Only lines with the string "level" matter here; gather them from the material below.

::: ENTRIES SHOWN

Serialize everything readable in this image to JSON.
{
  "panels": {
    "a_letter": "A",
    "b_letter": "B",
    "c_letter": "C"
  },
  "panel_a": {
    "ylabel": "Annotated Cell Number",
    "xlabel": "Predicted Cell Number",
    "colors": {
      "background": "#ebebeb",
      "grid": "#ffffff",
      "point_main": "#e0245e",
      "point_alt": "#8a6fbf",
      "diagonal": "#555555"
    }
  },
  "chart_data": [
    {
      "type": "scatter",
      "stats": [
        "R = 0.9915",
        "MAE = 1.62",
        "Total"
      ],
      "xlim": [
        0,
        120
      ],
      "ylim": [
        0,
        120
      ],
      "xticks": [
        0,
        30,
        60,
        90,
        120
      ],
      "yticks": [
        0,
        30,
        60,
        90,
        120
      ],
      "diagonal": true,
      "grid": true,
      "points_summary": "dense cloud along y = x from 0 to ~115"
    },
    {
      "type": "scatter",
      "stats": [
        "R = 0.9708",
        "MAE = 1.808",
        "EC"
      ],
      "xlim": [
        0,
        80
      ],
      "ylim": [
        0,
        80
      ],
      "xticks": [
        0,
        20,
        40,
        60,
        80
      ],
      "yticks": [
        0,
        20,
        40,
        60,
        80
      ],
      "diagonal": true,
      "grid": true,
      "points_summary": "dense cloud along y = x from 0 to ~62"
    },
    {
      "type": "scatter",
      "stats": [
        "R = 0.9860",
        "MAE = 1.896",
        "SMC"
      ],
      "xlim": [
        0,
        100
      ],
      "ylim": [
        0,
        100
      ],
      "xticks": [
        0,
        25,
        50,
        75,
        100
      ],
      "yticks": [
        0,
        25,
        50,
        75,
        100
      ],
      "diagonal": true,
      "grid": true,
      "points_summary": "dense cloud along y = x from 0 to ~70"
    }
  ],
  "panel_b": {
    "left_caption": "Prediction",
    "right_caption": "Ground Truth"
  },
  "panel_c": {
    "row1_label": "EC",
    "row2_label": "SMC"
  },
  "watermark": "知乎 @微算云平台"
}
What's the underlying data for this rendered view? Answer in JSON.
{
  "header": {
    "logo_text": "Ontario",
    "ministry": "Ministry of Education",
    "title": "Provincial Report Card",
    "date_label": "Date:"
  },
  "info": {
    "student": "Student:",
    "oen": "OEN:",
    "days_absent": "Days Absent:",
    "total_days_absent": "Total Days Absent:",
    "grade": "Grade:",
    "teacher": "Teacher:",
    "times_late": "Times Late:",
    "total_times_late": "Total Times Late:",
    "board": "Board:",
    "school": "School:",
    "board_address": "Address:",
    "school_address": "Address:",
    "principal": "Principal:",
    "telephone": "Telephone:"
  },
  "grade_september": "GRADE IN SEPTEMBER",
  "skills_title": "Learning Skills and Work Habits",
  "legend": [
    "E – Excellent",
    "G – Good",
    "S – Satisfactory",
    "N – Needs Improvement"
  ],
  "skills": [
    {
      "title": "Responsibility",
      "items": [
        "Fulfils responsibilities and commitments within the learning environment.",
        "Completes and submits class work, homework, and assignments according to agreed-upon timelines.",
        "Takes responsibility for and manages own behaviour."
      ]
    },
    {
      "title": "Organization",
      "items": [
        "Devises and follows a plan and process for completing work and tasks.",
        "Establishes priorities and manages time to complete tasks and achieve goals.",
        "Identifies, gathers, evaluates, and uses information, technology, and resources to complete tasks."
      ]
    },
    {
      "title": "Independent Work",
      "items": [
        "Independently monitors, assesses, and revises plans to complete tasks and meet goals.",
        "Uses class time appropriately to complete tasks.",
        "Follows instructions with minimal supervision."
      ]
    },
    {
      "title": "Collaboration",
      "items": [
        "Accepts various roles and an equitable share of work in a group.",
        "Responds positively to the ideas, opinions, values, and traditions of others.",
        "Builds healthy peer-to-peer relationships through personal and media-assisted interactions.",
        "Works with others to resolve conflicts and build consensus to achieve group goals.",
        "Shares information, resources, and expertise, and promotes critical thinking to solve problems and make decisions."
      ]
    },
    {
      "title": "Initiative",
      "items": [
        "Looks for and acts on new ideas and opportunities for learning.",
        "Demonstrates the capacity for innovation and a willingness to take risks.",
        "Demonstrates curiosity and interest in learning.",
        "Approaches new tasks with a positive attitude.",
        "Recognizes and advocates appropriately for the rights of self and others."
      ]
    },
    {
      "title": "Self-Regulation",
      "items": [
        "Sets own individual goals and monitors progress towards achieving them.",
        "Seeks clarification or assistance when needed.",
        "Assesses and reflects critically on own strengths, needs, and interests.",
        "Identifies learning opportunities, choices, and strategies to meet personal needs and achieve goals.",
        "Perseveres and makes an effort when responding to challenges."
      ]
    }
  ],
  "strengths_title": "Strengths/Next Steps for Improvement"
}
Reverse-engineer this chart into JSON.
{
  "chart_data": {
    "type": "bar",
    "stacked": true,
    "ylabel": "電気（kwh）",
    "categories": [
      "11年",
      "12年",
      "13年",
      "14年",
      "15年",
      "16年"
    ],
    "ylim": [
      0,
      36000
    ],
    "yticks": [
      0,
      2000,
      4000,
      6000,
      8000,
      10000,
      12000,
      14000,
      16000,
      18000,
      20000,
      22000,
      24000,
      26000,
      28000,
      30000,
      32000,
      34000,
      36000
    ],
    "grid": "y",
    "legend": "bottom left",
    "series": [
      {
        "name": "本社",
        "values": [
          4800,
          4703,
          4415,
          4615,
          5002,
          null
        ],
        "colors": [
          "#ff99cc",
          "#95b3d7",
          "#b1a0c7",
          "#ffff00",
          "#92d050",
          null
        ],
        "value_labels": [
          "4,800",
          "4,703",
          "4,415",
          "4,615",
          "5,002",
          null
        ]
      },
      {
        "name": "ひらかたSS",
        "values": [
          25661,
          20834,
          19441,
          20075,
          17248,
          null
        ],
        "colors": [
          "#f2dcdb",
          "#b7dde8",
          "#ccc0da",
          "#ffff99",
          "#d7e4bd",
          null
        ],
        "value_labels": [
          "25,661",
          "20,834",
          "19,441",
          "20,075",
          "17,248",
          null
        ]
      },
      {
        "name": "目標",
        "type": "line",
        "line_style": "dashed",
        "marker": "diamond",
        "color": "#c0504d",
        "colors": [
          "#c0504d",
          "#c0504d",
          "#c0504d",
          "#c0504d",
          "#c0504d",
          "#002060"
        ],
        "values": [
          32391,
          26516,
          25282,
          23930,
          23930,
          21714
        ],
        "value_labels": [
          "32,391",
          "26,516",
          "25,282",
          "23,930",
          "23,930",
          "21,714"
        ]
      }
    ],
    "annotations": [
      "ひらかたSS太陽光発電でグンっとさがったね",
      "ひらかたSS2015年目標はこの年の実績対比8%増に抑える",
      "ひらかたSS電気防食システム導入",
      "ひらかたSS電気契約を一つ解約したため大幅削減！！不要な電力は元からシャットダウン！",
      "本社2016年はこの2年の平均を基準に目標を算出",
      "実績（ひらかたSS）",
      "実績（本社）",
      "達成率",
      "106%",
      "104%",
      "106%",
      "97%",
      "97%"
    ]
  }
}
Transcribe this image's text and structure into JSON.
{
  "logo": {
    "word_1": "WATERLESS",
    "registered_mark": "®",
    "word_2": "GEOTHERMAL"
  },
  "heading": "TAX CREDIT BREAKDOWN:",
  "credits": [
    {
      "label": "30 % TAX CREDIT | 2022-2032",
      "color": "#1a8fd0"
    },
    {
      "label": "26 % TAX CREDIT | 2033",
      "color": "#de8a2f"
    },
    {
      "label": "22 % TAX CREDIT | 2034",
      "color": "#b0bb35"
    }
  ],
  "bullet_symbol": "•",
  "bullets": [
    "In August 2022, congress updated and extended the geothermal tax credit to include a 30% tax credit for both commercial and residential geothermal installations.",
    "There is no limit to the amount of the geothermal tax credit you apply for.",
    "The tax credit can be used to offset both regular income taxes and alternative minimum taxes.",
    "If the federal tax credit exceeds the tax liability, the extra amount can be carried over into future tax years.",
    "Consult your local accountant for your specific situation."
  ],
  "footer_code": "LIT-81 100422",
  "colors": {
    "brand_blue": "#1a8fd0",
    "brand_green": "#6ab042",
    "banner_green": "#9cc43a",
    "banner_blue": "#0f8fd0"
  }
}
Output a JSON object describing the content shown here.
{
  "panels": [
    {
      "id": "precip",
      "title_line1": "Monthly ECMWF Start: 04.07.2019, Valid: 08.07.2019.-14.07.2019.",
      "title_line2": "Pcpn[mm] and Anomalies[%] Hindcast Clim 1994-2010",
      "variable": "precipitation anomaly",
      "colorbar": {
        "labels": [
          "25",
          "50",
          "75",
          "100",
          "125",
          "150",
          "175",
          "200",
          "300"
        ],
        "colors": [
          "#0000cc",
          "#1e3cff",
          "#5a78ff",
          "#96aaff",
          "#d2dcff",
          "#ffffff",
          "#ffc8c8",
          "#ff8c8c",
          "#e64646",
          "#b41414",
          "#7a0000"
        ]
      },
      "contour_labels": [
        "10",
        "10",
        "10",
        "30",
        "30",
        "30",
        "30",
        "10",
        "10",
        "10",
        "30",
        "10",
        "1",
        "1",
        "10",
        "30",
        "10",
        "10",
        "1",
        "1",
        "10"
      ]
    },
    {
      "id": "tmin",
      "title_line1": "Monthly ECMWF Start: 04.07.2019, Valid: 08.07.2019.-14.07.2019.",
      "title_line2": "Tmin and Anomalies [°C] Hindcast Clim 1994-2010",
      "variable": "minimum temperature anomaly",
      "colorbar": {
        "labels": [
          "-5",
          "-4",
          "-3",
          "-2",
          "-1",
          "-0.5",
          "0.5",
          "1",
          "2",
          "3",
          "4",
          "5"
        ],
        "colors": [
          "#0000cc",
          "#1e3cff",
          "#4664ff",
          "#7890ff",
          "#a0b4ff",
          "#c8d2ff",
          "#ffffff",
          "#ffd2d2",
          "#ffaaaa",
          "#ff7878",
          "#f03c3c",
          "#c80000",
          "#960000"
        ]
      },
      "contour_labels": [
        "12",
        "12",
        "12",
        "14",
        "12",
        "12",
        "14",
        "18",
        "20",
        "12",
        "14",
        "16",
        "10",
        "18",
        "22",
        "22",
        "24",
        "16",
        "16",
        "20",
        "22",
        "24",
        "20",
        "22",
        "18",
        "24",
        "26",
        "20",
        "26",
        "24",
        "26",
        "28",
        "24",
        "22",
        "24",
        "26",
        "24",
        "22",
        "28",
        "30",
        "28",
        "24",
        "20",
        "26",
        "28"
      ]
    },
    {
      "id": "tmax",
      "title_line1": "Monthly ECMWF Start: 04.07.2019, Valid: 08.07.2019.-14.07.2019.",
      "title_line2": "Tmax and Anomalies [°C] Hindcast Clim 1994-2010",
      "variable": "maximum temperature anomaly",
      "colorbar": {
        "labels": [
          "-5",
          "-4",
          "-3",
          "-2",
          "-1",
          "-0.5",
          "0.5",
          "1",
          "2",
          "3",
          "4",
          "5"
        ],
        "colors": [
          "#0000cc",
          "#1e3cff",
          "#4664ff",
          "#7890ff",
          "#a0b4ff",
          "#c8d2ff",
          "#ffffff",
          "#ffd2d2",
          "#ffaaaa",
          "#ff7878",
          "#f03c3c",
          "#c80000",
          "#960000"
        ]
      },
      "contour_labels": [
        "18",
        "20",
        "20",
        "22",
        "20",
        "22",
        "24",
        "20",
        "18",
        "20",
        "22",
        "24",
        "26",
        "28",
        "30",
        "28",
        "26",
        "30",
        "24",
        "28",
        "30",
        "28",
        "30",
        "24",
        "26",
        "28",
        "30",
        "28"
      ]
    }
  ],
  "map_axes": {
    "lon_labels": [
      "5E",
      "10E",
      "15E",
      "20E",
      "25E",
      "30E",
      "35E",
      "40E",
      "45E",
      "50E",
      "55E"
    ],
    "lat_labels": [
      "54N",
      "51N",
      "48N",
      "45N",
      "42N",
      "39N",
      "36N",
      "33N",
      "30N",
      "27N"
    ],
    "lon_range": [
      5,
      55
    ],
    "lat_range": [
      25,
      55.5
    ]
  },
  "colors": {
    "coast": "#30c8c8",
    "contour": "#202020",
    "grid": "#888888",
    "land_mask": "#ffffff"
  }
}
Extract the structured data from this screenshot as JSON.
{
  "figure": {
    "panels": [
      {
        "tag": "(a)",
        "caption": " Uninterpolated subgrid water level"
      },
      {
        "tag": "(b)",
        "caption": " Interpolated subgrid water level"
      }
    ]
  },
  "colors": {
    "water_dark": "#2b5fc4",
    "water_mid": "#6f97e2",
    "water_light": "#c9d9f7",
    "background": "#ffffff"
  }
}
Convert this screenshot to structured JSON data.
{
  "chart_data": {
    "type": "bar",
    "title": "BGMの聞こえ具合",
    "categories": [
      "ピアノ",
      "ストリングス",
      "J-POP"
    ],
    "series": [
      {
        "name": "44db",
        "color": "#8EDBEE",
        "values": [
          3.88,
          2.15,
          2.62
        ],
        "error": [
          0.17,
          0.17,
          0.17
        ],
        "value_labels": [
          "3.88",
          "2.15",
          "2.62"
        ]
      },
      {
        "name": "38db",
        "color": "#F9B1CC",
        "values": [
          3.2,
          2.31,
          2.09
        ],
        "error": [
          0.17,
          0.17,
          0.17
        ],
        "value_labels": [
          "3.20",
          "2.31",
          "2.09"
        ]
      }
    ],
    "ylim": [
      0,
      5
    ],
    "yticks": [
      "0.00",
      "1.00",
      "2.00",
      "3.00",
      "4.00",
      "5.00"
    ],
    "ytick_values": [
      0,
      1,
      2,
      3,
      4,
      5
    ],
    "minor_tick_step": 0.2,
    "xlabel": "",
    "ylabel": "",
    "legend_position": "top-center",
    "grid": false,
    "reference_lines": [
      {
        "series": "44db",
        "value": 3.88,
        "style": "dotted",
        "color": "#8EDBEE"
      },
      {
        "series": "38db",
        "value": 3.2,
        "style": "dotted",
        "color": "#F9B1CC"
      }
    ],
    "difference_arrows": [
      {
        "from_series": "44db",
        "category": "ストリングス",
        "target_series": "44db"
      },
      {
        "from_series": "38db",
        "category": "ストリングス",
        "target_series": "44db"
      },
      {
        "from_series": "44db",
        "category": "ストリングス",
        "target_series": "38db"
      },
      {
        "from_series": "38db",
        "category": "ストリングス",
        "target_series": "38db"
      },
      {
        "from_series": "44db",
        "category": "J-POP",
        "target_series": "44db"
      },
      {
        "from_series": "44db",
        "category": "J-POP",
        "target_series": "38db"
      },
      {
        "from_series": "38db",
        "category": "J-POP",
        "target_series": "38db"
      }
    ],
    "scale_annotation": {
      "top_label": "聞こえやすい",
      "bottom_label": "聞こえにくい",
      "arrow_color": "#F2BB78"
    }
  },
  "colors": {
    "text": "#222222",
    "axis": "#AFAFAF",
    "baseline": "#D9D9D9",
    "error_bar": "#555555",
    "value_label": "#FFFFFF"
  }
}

::::::

• **SOLUTION**
        "caption": " Uninterpolated subgrid water level"
        "caption": " Interpolated subgrid water level"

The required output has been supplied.